= Exercise brief =
Extract the data exactly, missing nothing.

= Records for this exercise =
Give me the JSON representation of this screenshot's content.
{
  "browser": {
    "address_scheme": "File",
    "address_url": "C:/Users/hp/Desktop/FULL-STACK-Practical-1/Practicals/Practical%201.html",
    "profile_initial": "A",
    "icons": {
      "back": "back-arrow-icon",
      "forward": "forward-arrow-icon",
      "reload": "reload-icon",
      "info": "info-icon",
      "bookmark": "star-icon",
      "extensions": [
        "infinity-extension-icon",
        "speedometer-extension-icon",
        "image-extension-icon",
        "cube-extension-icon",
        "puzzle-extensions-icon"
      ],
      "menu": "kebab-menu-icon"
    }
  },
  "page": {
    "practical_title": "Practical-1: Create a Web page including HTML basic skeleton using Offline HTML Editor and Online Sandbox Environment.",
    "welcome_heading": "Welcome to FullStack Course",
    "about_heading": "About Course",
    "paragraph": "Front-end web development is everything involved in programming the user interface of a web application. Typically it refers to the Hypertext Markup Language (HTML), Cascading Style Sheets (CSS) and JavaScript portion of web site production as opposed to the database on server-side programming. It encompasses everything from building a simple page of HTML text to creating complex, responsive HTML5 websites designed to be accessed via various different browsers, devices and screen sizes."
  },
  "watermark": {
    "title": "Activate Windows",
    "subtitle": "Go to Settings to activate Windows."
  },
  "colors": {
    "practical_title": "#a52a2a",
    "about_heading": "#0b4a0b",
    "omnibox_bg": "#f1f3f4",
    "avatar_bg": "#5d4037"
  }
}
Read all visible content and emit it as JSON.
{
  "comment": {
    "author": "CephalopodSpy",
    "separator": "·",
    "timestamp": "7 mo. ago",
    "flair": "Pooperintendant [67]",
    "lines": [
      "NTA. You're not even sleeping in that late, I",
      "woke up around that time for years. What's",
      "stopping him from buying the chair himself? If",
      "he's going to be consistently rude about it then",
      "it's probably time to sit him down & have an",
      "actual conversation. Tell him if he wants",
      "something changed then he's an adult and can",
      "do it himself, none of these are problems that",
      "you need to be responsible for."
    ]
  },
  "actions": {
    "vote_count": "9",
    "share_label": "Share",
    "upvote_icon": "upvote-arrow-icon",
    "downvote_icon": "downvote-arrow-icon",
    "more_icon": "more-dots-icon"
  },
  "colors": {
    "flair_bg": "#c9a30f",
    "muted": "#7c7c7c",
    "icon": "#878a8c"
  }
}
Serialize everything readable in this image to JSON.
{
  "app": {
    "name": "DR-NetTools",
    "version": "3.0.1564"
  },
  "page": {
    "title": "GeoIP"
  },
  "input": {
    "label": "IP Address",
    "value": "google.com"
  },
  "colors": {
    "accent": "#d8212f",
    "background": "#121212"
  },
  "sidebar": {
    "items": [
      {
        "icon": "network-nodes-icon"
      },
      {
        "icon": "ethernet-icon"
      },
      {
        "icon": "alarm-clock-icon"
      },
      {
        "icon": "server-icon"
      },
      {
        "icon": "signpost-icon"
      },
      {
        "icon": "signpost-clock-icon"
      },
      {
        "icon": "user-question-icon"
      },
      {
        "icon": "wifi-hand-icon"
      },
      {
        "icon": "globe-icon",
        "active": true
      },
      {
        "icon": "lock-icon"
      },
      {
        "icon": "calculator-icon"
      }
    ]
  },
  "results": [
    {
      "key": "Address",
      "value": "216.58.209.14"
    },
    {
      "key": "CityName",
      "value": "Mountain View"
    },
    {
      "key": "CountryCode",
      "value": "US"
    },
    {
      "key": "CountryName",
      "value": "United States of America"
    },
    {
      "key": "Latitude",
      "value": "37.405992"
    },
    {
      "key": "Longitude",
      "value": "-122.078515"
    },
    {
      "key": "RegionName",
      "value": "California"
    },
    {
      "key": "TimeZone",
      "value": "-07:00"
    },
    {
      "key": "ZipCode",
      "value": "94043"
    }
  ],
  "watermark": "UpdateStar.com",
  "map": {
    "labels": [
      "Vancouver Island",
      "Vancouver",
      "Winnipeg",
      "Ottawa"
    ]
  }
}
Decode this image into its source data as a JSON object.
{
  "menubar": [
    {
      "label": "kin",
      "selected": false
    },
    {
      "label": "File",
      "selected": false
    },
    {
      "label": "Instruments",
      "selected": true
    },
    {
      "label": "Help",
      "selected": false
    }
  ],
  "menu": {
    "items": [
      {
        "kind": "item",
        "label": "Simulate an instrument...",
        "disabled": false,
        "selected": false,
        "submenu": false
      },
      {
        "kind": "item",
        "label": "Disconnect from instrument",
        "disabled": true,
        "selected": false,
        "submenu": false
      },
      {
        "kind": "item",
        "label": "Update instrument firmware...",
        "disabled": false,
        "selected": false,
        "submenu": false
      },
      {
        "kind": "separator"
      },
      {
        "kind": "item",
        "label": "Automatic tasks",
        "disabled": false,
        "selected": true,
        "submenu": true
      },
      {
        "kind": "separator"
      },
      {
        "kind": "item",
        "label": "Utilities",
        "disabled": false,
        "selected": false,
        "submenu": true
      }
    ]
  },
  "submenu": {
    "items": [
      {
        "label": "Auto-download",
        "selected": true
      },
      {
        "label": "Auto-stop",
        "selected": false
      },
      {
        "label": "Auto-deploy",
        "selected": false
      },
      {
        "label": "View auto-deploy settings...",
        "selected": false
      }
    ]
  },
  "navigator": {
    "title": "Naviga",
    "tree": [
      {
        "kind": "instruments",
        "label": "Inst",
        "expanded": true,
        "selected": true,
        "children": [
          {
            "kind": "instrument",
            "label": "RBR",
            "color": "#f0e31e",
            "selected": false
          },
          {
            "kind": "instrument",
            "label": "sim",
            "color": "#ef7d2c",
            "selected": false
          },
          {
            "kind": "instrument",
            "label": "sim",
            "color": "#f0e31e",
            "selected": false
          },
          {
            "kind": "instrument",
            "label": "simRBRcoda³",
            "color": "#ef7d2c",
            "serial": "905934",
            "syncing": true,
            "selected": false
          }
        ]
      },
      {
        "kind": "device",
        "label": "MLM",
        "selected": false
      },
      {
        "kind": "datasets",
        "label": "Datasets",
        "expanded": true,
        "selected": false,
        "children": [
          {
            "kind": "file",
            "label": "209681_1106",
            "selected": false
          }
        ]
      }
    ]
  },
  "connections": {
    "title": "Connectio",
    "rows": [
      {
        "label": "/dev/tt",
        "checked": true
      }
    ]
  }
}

= The result =
Give me the JSON representation of this screenshot's content.
{
  "browser": {
    "address_scheme": "File",
    "address_url": "C:/Users/hp/Desktop/FULL-STACK-Practical-1/Practicals/Practical%201.html",
    "profile_initial": "A",
    "icons": {
      "back": "back-arrow-icon",
      "forward": "forward-arrow-icon",
      "reload": "reload-icon",
      "info": "info-icon",
      "bookmark": "star-icon",
      "extensions": [
        "infinity-extension-icon",
        "speedometer-extension-icon",
        "image-extension-icon",
        "cube-extension-icon",
        "puzzle-extensions-icon"
      ],
      "menu": "kebab-menu-icon"
    }
  },
  "page": {
    "practical_title": "Practical-1: Create a Web page including HTML basic skeleton using Offline HTML Editor and Online Sandbox Environment.",
    "welcome_heading": "Welcome to FullStack Course",
    "about_heading": "About Course",
    "paragraph": "Front-end web development is everything involved in programming the user interface of a web application. Typically it refers to the Hypertext Markup Language (HTML), Cascading Style Sheets (CSS) and JavaScript portion of web site production as opposed to the database on server-side programming. It encompasses everything from building a simple page of HTML text to creating complex, responsive HTML5 websites designed to be accessed via various different browsers, devices and screen sizes."
  },
  "watermark": {
    "title": "Activate Windows",
    "subtitle": "Go to Settings to activate Windows."
  },
  "colors": {
    "practical_title": "#a52a2a",
    "about_heading": "#0b4a0b",
    "omnibox_bg": "#f1f3f4",
    "avatar_bg": "#5d4037"
  }
}
Read all visible content and emit it as JSON.
{
  "comment": {
    "author": "CephalopodSpy",
    "separator": "·",
    "timestamp": "7 mo. ago",
    "flair": "Pooperintendant [67]",
    "lines": [
      "NTA. You're not even sleeping in that late, I",
      "woke up around that time for years. What's",
      "stopping him from buying the chair himself? If",
      "he's going to be consistently rude about it then",
      "it's probably time to sit him down & have an",
      "actual conversation. Tell him if he wants",
      "something changed then he's an adult and can",
      "do it himself, none of these are problems that",
      "you need to be responsible for."
    ]
  },
  "actions": {
    "vote_count": "9",
    "share_label": "Share",
    "upvote_icon": "upvote-arrow-icon",
    "downvote_icon": "downvote-arrow-icon",
    "more_icon": "more-dots-icon"
  },
  "colors": {
    "flair_bg": "#c9a30f",
    "muted": "#7c7c7c",
    "icon": "#878a8c"
  }
}
Serialize everything readable in this image to JSON.
{
  "app": {
    "name": "DR-NetTools",
    "version": "3.0.1564"
  },
  "page": {
    "title": "GeoIP"
  },
  "input": {
    "label": "IP Address",
    "value": "google.com"
  },
  "colors": {
    "accent": "#d8212f",
    "background": "#121212"
  },
  "sidebar": {
    "items": [
      {
        "icon": "network-nodes-icon"
      },
      {
        "icon": "ethernet-icon"
      },
      {
        "icon": "alarm-clock-icon"
      },
      {
        "icon": "server-icon"
      },
      {
        "icon": "signpost-icon"
      },
      {
        "icon": "signpost-clock-icon"
      },
      {
        "icon": "user-question-icon"
      },
      {
        "icon": "wifi-hand-icon"
      },
      {
        "icon": "globe-icon",
        "active": true
      },
      {
        "icon": "lock-icon"
      },
      {
        "icon": "calculator-icon"
      }
    ]
  },
  "results": [
    {
      "key": "Address",
      "value": "216.58.209.14"
    },
    {
      "key": "CityName",
      "value": "Mountain View"
    },
    {
      "key": "CountryCode",
      "value": "US"
    },
    {
      "key": "CountryName",
      "value": "United States of America"
    },
    {
      "key": "Latitude",
      "value": "37.405992"
    },
    {
      "key": "Longitude",
      "value": "-122.078515"
    },
    {
      "key": "RegionName",
      "value": "California"
    },
    {
      "key": "TimeZone",
      "value": "-07:00"
    },
    {
      "key": "ZipCode",
      "value": "94043"
    }
  ],
  "watermark": "UpdateStar.com",
  "map": {
    "labels": [
      "Vancouver Island",
      "Vancouver",
      "Winnipeg",
      "Ottawa"
    ]
  }
}
Decode this image into its source data as a JSON object.
{
  "menubar": [
    {
      "label": "kin",
      "selected": false
    },
    {
      "label": "File",
      "selected": false
    },
    {
      "label": "Instruments",
      "selected": true
    },
    {
      "label": "Help",
      "selected": false
    }
  ],
  "menu": {
    "items": [
      {
        "kind": "item",
        "label": "Simulate an instrument...",
        "disabled": false,
        "selected": false,
        "submenu": false
      },
      {
        "kind": "item",
        "label": "Disconnect from instrument",
        "disabled": true,
        "selected": false,
        "submenu": false
      },
      {
        "kind": "item",
        "label": "Update instrument firmware...",
        "disabled": false,
        "selected": false,
        "submenu": false
      },
      {
        "kind": "separator"
      },
      {
        "kind": "item",
        "label": "Automatic tasks",
        "disabled": false,
        "selected": true,
        "submenu": true
      },
      {
        "kind": "separator"
      },
      {
        "kind": "item",
        "label": "Utilities",
        "disabled": false,
        "selected": false,
        "submenu": true
      }
    ]
  },
  "submenu": {
    "items": [
      {
        "label": "Auto-download",
        "selected": true
      },
      {
        "label": "Auto-stop",
        "selected": false
      },
      {
        "label": "Auto-deploy",
        "selected": false
      },
      {
        "label": "View auto-deploy settings...",
        "selected": false
      }
    ]
  },
  "navigator": {
    "title": "Naviga",
    "tree": [
      {
        "kind": "instruments",
        "label": "Inst",
        "expanded": true,
        "selected": true,
        "children": [
          {
            "kind": "instrument",
            "label": "RBR",
            "color": "#f0e31e",
            "selected": false
          },
          {
            "kind": "instrument",
            "label": "sim",
            "color": "#ef7d2c",
            "selected": false
          },
          {
            "kind": "instrument",
            "label": "sim",
            "color": "#f0e31e",
            "selected": false
          },
          {
            "kind": "instrument",
            "label": "simRBRcoda³",
            "color": "#ef7d2c",
            "serial": "905934",
            "syncing": true,
            "selected": false
          }
        ]
      },
      {
        "kind": "device",
        "label": "MLM",
        "selected": false
      },
      {
        "kind": "datasets",
        "label": "Datasets",
        "expanded": true,
        "selected": false,
        "children": [
          {
            "kind": "file",
            "label": "209681_1106",
            "selected": false
          }
        ]
      }
    ]
  },
  "connections": {
    "title": "Connectio",
    "rows": [
      {
        "label": "/dev/tt",
        "checked": true
      }
    ]
  }
}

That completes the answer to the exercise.